| WHAT IS NEEDED |
Transcribe all records exactly.

>> START MATERIAL PROVIDED

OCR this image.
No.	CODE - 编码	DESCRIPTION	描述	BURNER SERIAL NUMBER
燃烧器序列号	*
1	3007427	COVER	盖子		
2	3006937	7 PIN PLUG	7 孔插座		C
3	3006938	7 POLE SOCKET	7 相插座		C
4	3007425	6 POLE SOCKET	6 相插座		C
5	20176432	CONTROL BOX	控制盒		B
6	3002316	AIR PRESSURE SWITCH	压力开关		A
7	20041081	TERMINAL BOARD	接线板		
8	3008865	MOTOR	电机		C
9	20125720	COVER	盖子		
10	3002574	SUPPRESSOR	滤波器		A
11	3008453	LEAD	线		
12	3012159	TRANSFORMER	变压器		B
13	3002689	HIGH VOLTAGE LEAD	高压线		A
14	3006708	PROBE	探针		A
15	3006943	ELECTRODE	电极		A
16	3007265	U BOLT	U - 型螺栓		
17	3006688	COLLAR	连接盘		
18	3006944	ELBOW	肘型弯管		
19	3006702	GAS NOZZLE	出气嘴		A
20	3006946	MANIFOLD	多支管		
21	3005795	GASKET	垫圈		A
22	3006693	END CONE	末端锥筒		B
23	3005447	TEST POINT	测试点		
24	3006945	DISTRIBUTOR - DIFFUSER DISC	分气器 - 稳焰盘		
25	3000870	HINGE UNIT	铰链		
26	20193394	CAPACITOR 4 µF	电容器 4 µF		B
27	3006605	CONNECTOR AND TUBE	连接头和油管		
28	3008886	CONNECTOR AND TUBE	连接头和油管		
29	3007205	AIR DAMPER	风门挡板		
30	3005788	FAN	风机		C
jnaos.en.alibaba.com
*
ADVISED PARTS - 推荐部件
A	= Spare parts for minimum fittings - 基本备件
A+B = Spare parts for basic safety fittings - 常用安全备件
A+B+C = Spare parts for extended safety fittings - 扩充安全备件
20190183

>> END MATERIAL PROVIDED

| TASK RESULT |
OCR this image.
No.	CODE - 编码	DESCRIPTION	描述	BURNER SERIAL NUMBER
燃烧器序列号	*
1	3007427	COVER	盖子		
2	3006937	7 PIN PLUG	7 孔插座		C
3	3006938	7 POLE SOCKET	7 相插座		C
4	3007425	6 POLE SOCKET	6 相插座		C
5	20176432	CONTROL BOX	控制盒		B
6	3002316	AIR PRESSURE SWITCH	压力开关		A
7	20041081	TERMINAL BOARD	接线板		
8	3008865	MOTOR	电机		C
9	20125720	COVER	盖子		
10	3002574	SUPPRESSOR	滤波器		A
11	3008453	LEAD	线		
12	3012159	TRANSFORMER	变压器		B
13	3002689	HIGH VOLTAGE LEAD	高压线		A
14	3006708	PROBE	探针		A
15	3006943	ELECTRODE	电极		A
16	3007265	U BOLT	U - 型螺栓		
17	3006688	COLLAR	连接盘		
18	3006944	ELBOW	肘型弯管		
19	3006702	GAS NOZZLE	出气嘴		A
20	3006946	MANIFOLD	多支管		
21	3005795	GASKET	垫圈		A
22	3006693	END CONE	末端锥筒		B
23	3005447	TEST POINT	测试点		
24	3006945	DISTRIBUTOR - DIFFUSER DISC	分气器 - 稳焰盘		
25	3000870	HINGE UNIT	铰链		
26	20193394	CAPACITOR 4 µF	电容器 4 µF		B
27	3006605	CONNECTOR AND TUBE	连接头和油管		
28	3008886	CONNECTOR AND TUBE	连接头和油管		
29	3007205	AIR DAMPER	风门挡板		
30	3005788	FAN	风机		C
jnaos.en.alibaba.com
*
ADVISED PARTS - 推荐部件
A	= Spare parts for minimum fittings - 基本备件
A+B = Spare parts for basic safety fittings - 常用安全备件
A+B+C = Spare parts for extended safety fittings - 扩充安全备件
20190183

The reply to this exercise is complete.